» Task: Retype everything in the listing, leaving each line exactly as it is.

» Working data:
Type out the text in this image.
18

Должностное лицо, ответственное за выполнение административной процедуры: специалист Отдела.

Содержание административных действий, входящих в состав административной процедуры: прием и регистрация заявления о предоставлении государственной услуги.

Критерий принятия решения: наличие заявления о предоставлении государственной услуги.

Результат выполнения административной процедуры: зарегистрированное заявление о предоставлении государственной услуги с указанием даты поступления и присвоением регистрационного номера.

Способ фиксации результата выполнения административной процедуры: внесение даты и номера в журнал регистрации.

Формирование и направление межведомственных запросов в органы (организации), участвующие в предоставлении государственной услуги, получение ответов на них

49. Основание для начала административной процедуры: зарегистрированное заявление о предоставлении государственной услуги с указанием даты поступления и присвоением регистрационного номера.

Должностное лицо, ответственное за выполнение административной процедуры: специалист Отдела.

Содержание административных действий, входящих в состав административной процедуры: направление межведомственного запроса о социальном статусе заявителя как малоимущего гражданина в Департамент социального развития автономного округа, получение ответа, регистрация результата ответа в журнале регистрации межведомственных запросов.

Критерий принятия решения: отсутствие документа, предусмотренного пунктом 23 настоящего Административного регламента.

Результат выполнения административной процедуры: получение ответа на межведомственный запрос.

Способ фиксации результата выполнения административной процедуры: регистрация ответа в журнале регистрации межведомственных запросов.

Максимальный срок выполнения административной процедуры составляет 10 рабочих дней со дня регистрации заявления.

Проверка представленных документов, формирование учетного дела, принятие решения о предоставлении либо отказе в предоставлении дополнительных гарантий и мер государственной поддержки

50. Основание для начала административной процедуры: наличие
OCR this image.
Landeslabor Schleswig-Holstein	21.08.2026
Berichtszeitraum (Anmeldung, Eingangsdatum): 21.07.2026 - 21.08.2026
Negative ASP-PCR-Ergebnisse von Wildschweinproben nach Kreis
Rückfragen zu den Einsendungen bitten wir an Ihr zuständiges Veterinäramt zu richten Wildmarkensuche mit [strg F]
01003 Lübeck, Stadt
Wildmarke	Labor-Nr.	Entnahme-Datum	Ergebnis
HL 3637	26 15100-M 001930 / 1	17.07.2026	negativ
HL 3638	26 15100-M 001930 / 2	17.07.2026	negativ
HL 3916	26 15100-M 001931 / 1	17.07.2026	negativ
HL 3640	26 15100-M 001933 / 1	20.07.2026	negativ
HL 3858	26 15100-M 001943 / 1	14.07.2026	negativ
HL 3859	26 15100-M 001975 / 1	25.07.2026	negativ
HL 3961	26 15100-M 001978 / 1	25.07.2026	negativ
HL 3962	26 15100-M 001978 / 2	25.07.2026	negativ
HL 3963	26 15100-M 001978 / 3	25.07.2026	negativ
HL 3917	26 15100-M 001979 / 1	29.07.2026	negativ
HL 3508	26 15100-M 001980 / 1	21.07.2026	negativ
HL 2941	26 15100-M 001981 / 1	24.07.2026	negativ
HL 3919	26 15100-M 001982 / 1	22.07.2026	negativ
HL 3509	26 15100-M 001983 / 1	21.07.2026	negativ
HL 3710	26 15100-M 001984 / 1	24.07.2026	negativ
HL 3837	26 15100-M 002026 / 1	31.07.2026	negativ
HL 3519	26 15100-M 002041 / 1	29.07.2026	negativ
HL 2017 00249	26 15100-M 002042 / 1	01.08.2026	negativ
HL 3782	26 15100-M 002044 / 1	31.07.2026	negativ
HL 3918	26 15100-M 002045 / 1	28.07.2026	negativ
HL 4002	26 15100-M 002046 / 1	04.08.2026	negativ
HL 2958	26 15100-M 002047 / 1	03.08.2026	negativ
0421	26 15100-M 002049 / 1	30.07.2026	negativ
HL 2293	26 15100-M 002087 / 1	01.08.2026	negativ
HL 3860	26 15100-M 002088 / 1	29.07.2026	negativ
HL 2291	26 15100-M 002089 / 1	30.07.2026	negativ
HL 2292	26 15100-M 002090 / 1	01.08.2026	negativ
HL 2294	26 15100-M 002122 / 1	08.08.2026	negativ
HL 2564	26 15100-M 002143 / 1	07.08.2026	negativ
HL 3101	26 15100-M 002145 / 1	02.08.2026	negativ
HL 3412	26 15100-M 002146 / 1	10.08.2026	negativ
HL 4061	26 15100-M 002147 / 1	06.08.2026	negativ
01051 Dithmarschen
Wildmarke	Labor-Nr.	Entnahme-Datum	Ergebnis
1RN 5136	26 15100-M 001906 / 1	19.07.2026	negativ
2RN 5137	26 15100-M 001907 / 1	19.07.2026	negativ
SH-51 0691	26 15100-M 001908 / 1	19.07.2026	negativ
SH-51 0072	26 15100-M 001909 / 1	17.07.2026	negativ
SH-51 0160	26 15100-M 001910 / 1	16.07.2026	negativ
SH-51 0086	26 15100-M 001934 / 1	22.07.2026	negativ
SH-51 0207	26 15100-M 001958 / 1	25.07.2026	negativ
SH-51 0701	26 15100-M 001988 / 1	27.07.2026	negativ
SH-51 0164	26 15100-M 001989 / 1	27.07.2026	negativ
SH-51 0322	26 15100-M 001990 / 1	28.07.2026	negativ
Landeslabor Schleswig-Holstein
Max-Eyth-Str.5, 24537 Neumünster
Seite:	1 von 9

» Answer to the exercise:
Type out the text in this image.
18

Должностное лицо, ответственное за выполнение административной процедуры: специалист Отдела.

Содержание административных действий, входящих в состав административной процедуры: прием и регистрация заявления о предоставлении государственной услуги.

Критерий принятия решения: наличие заявления о предоставлении государственной услуги.

Результат выполнения административной процедуры: зарегистрированное заявление о предоставлении государственной услуги с указанием даты поступления и присвоением регистрационного номера.

Способ фиксации результата выполнения административной процедуры: внесение даты и номера в журнал регистрации.

Формирование и направление межведомственных запросов в органы (организации), участвующие в предоставлении государственной услуги, получение ответов на них

49. Основание для начала административной процедуры: зарегистрированное заявление о предоставлении государственной услуги с указанием даты поступления и присвоением регистрационного номера.

Должностное лицо, ответственное за выполнение административной процедуры: специалист Отдела.

Содержание административных действий, входящих в состав административной процедуры: направление межведомственного запроса о социальном статусе заявителя как малоимущего гражданина в Департамент социального развития автономного округа, получение ответа, регистрация результата ответа в журнале регистрации межведомственных запросов.

Критерий принятия решения: отсутствие документа, предусмотренного пунктом 23 настоящего Административного регламента.

Результат выполнения административной процедуры: получение ответа на межведомственный запрос.

Способ фиксации результата выполнения административной процедуры: регистрация ответа в журнале регистрации межведомственных запросов.

Максимальный срок выполнения административной процедуры составляет 10 рабочих дней со дня регистрации заявления.

Проверка представленных документов, формирование учетного дела, принятие решения о предоставлении либо отказе в предоставлении дополнительных гарантий и мер государственной поддержки

50. Основание для начала административной процедуры: наличие
OCR this image.
Landeslabor Schleswig-Holstein	21.08.2026
Berichtszeitraum (Anmeldung, Eingangsdatum): 21.07.2026 - 21.08.2026
Negative ASP-PCR-Ergebnisse von Wildschweinproben nach Kreis
Rückfragen zu den Einsendungen bitten wir an Ihr zuständiges Veterinäramt zu richten Wildmarkensuche mit [strg F]
01003 Lübeck, Stadt
Wildmarke	Labor-Nr.	Entnahme-Datum	Ergebnis
HL 3637	26 15100-M 001930 / 1	17.07.2026	negativ
HL 3638	26 15100-M 001930 / 2	17.07.2026	negativ
HL 3916	26 15100-M 001931 / 1	17.07.2026	negativ
HL 3640	26 15100-M 001933 / 1	20.07.2026	negativ
HL 3858	26 15100-M 001943 / 1	14.07.2026	negativ
HL 3859	26 15100-M 001975 / 1	25.07.2026	negativ
HL 3961	26 15100-M 001978 / 1	25.07.2026	negativ
HL 3962	26 15100-M 001978 / 2	25.07.2026	negativ
HL 3963	26 15100-M 001978 / 3	25.07.2026	negativ
HL 3917	26 15100-M 001979 / 1	29.07.2026	negativ
HL 3508	26 15100-M 001980 / 1	21.07.2026	negativ
HL 2941	26 15100-M 001981 / 1	24.07.2026	negativ
HL 3919	26 15100-M 001982 / 1	22.07.2026	negativ
HL 3509	26 15100-M 001983 / 1	21.07.2026	negativ
HL 3710	26 15100-M 001984 / 1	24.07.2026	negativ
HL 3837	26 15100-M 002026 / 1	31.07.2026	negativ
HL 3519	26 15100-M 002041 / 1	29.07.2026	negativ
HL 2017 00249	26 15100-M 002042 / 1	01.08.2026	negativ
HL 3782	26 15100-M 002044 / 1	31.07.2026	negativ
HL 3918	26 15100-M 002045 / 1	28.07.2026	negativ
HL 4002	26 15100-M 002046 / 1	04.08.2026	negativ
HL 2958	26 15100-M 002047 / 1	03.08.2026	negativ
0421	26 15100-M 002049 / 1	30.07.2026	negativ
HL 2293	26 15100-M 002087 / 1	01.08.2026	negativ
HL 3860	26 15100-M 002088 / 1	29.07.2026	negativ
HL 2291	26 15100-M 002089 / 1	30.07.2026	negativ
HL 2292	26 15100-M 002090 / 1	01.08.2026	negativ
HL 2294	26 15100-M 002122 / 1	08.08.2026	negativ
HL 2564	26 15100-M 002143 / 1	07.08.2026	negativ
HL 3101	26 15100-M 002145 / 1	02.08.2026	negativ
HL 3412	26 15100-M 002146 / 1	10.08.2026	negativ
HL 4061	26 15100-M 002147 / 1	06.08.2026	negativ
01051 Dithmarschen
Wildmarke	Labor-Nr.	Entnahme-Datum	Ergebnis
1RN 5136	26 15100-M 001906 / 1	19.07.2026	negativ
2RN 5137	26 15100-M 001907 / 1	19.07.2026	negativ
SH-51 0691	26 15100-M 001908 / 1	19.07.2026	negativ
SH-51 0072	26 15100-M 001909 / 1	17.07.2026	negativ
SH-51 0160	26 15100-M 001910 / 1	16.07.2026	negativ
SH-51 0086	26 15100-M 001934 / 1	22.07.2026	negativ
SH-51 0207	26 15100-M 001958 / 1	25.07.2026	negativ
SH-51 0701	26 15100-M 001988 / 1	27.07.2026	negativ
SH-51 0164	26 15100-M 001989 / 1	27.07.2026	negativ
SH-51 0322	26 15100-M 001990 / 1	28.07.2026	negativ
Landeslabor Schleswig-Holstein
Max-Eyth-Str.5, 24537 Neumünster
Seite:	1 von 9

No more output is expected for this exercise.